■ **Work required**
Without including the pictures, copy out every line below.

(Source data)
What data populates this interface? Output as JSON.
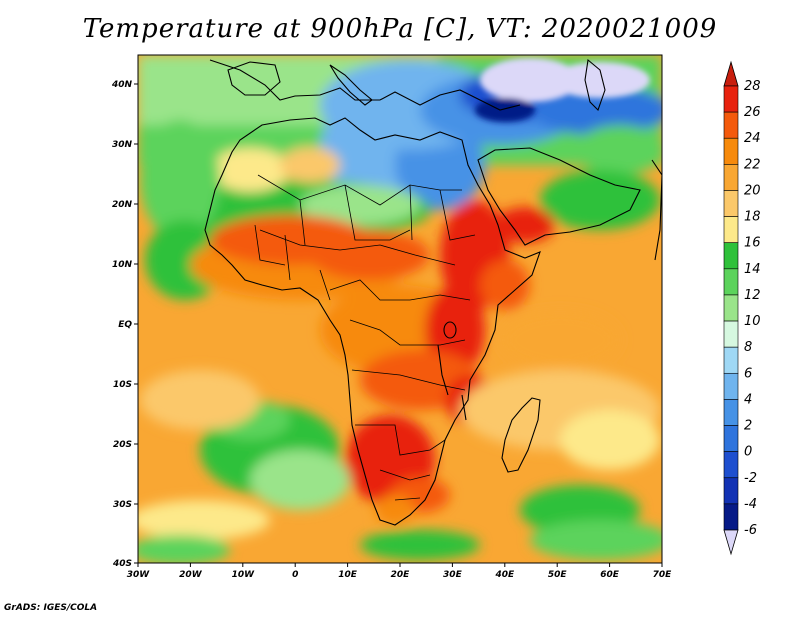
{
  "title": "Temperature at 900hPa [C], VT: 2020021009",
  "credit": "GrADS: IGES/COLA",
  "axes": {
    "lon_labels": [
      "30W",
      "20W",
      "10W",
      "0",
      "10E",
      "20E",
      "30E",
      "40E",
      "50E",
      "60E",
      "70E"
    ],
    "lat_labels": [
      "40N",
      "30N",
      "20N",
      "10N",
      "EQ",
      "10S",
      "20S",
      "30S",
      "40S"
    ]
  },
  "colorbar": {
    "labels": [
      "28",
      "26",
      "24",
      "22",
      "20",
      "18",
      "16",
      "14",
      "12",
      "10",
      "8",
      "6",
      "4",
      "2",
      "0",
      "-2",
      "-4",
      "-6"
    ],
    "colors": [
      "#e8220e",
      "#f45a0c",
      "#f78a0c",
      "#f9a733",
      "#fbc86a",
      "#fde98a",
      "#2fc13a",
      "#5cd35c",
      "#9ae48a",
      "#d6f8e0",
      "#9fd8f5",
      "#6fb4ee",
      "#4692e6",
      "#2f74dd",
      "#1e4fcf",
      "#1232b4",
      "#061a87"
    ],
    "top_arrow_color": "#c81e0e",
    "bottom_arrow_color": "#dcd8f8"
  },
  "colors": {
    "ocean": "#f9b04a",
    "land_hot": "#e8500e",
    "north_cold": "#5c95e8",
    "green": "#3cc848"
  }
}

■ **Solution below**
What data populates this interface? Output as JSON.
{
  "title": "Temperature at 900hPa [C], VT: 2020021009",
  "credit": "GrADS: IGES/COLA",
  "axes": {
    "lon_labels": [
      "30W",
      "20W",
      "10W",
      "0",
      "10E",
      "20E",
      "30E",
      "40E",
      "50E",
      "60E",
      "70E"
    ],
    "lat_labels": [
      "40N",
      "30N",
      "20N",
      "10N",
      "EQ",
      "10S",
      "20S",
      "30S",
      "40S"
    ]
  },
  "colorbar": {
    "labels": [
      "28",
      "26",
      "24",
      "22",
      "20",
      "18",
      "16",
      "14",
      "12",
      "10",
      "8",
      "6",
      "4",
      "2",
      "0",
      "-2",
      "-4",
      "-6"
    ],
    "colors": [
      "#e8220e",
      "#f45a0c",
      "#f78a0c",
      "#f9a733",
      "#fbc86a",
      "#fde98a",
      "#2fc13a",
      "#5cd35c",
      "#9ae48a",
      "#d6f8e0",
      "#9fd8f5",
      "#6fb4ee",
      "#4692e6",
      "#2f74dd",
      "#1e4fcf",
      "#1232b4",
      "#061a87"
    ],
    "top_arrow_color": "#c81e0e",
    "bottom_arrow_color": "#dcd8f8"
  },
  "colors": {
    "ocean": "#f9b04a",
    "land_hot": "#e8500e",
    "north_cold": "#5c95e8",
    "green": "#3cc848"
  }
}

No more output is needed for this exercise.